(Records that describe figures)
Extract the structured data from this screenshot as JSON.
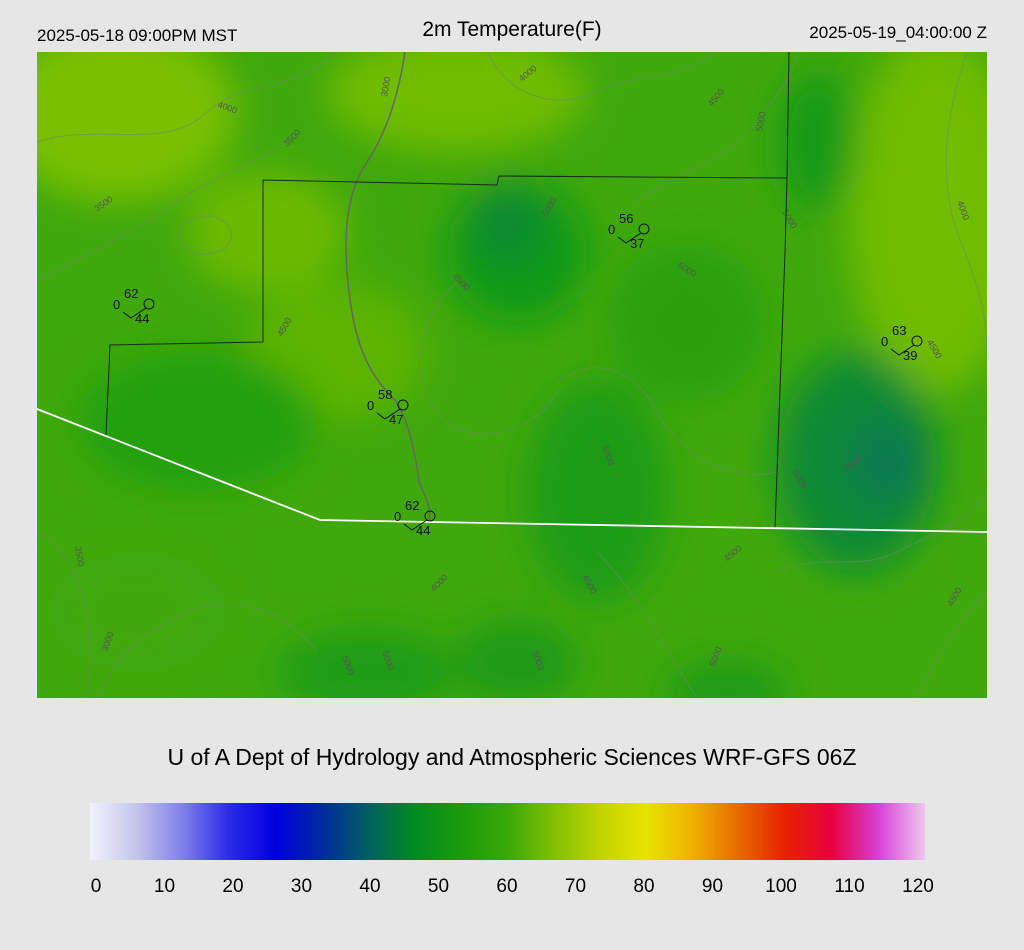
{
  "header": {
    "local_time": "2025-05-18 09:00PM MST",
    "title": "2m Temperature(F)",
    "utc_time": "2025-05-19_04:00:00 Z"
  },
  "footer": {
    "credit": "U of A Dept of Hydrology and Atmospheric Sciences WRF-GFS 06Z"
  },
  "colorbar": {
    "ticks": [
      "0",
      "10",
      "20",
      "30",
      "40",
      "50",
      "60",
      "70",
      "80",
      "90",
      "100",
      "110",
      "120"
    ],
    "stops": [
      "#f2f2fb",
      "#c4c4ec",
      "#8080ea",
      "#2a2ae8",
      "#0000e0",
      "#002aa0",
      "#006060",
      "#008a20",
      "#1a9c0a",
      "#3aa808",
      "#80c000",
      "#c2d400",
      "#e8e400",
      "#f0b000",
      "#e86800",
      "#e82000",
      "#e80040",
      "#d840d8",
      "#eec8ee"
    ]
  },
  "contour_labels": [
    "3000",
    "3500",
    "4000",
    "4500",
    "5000"
  ],
  "stations": [
    {
      "temp": "62",
      "dew": "44",
      "wind": "0"
    },
    {
      "temp": "56",
      "dew": "37",
      "wind": "0"
    },
    {
      "temp": "63",
      "dew": "39",
      "wind": "0"
    },
    {
      "temp": "58",
      "dew": "47",
      "wind": "0"
    },
    {
      "temp": "62",
      "dew": "44",
      "wind": "0"
    }
  ]
}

DIRECTIONS FOR THIS TASK – Copy the records above exactly. The pictures are not part of the copy.

PROBLEM SOLUTION –
Extract the structured data from this screenshot as JSON.
{
  "header": {
    "local_time": "2025-05-18 09:00PM MST",
    "title": "2m Temperature(F)",
    "utc_time": "2025-05-19_04:00:00 Z"
  },
  "footer": {
    "credit": "U of A Dept of Hydrology and Atmospheric Sciences WRF-GFS 06Z"
  },
  "colorbar": {
    "ticks": [
      "0",
      "10",
      "20",
      "30",
      "40",
      "50",
      "60",
      "70",
      "80",
      "90",
      "100",
      "110",
      "120"
    ],
    "stops": [
      "#f2f2fb",
      "#c4c4ec",
      "#8080ea",
      "#2a2ae8",
      "#0000e0",
      "#002aa0",
      "#006060",
      "#008a20",
      "#1a9c0a",
      "#3aa808",
      "#80c000",
      "#c2d400",
      "#e8e400",
      "#f0b000",
      "#e86800",
      "#e82000",
      "#e80040",
      "#d840d8",
      "#eec8ee"
    ]
  },
  "contour_labels": [
    "3000",
    "3500",
    "4000",
    "4500",
    "5000"
  ],
  "stations": [
    {
      "temp": "62",
      "dew": "44",
      "wind": "0"
    },
    {
      "temp": "56",
      "dew": "37",
      "wind": "0"
    },
    {
      "temp": "63",
      "dew": "39",
      "wind": "0"
    },
    {
      "temp": "58",
      "dew": "47",
      "wind": "0"
    },
    {
      "temp": "62",
      "dew": "44",
      "wind": "0"
    }
  ]
}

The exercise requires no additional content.